═════ RECORDS FOR THE TASK

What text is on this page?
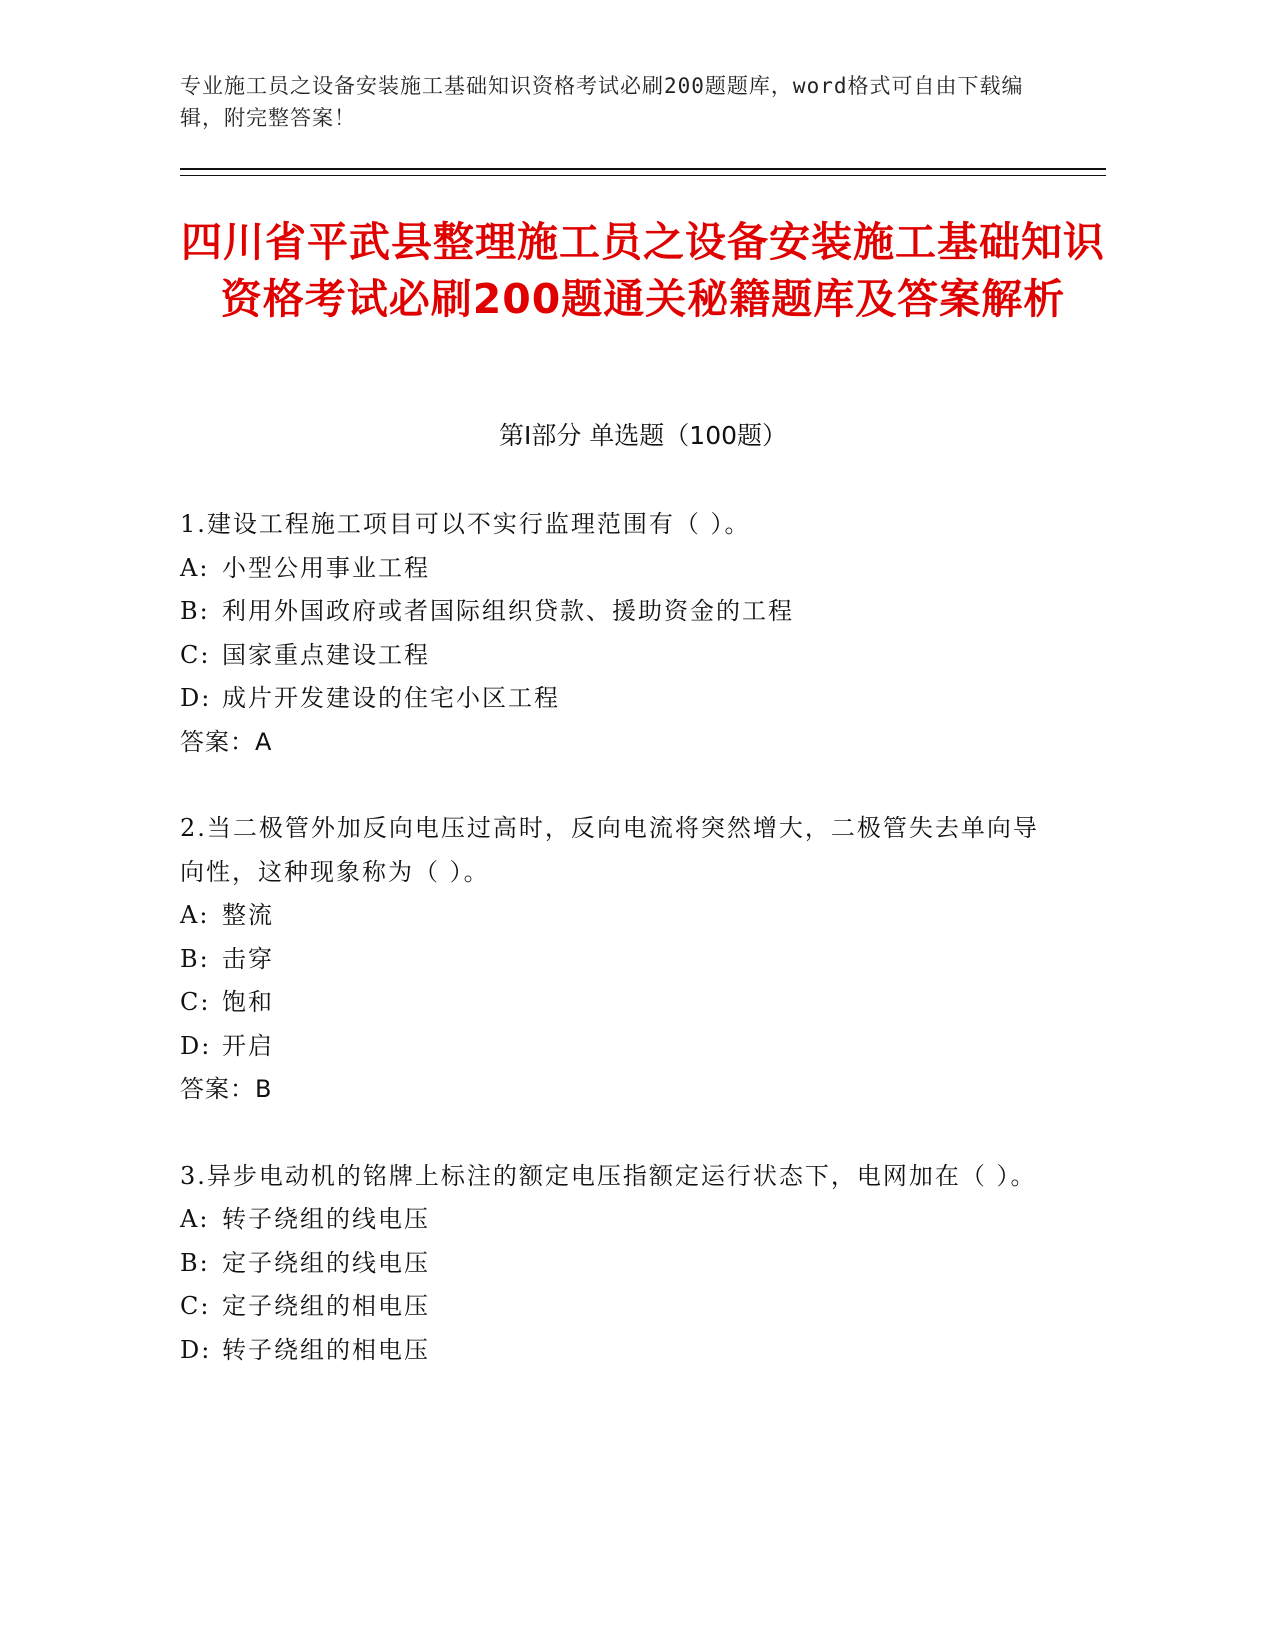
专业施工员之设备安装施工基础知识资格考试必刷200题题库，word格式可自由下载编辑，附完整答案！
四川省平武县整理施工员之设备安装施工基础知识资格考试必刷200题通关秘籍题库及答案解析
第Ⅰ部分 单选题（100题）
1.建设工程施工项目可以不实行监理范围有（ ）。
A: 小型公用事业工程
B: 利用外国政府或者国际组织贷款、援助资金的工程
C: 国家重点建设工程
D: 成片开发建设的住宅小区工程
答案：A
2.当二极管外加反向电压过高时，反向电流将突然增大，二极管失去单向导向性，这种现象称为（ ）。
A: 整流
B: 击穿
C: 饱和
D: 开启
答案：B
3.异步电动机的铭牌上标注的额定电压指额定运行状态下，电网加在（ ）。
A: 转子绕组的线电压
B: 定子绕组的线电压
C: 定子绕组的相电压
D: 转子绕组的相电压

══════════

• WHAT TO DO
Restate the records word for word, omitting images.

• WRITTEN RESPONSE
What text is on this page?
专业施工员之设备安装施工基础知识资格考试必刷200题题库，word格式可自由下载编辑，附完整答案！
四川省平武县整理施工员之设备安装施工基础知识资格考试必刷200题通关秘籍题库及答案解析
第Ⅰ部分 单选题（100题）
1.建设工程施工项目可以不实行监理范围有（ ）。
A: 小型公用事业工程
B: 利用外国政府或者国际组织贷款、援助资金的工程
C: 国家重点建设工程
D: 成片开发建设的住宅小区工程
答案：A
2.当二极管外加反向电压过高时，反向电流将突然增大，二极管失去单向导向性，这种现象称为（ ）。
A: 整流
B: 击穿
C: 饱和
D: 开启
答案：B
3.异步电动机的铭牌上标注的额定电压指额定运行状态下，电网加在（ ）。
A: 转子绕组的线电压
B: 定子绕组的线电压
C: 定子绕组的相电压
D: 转子绕组的相电压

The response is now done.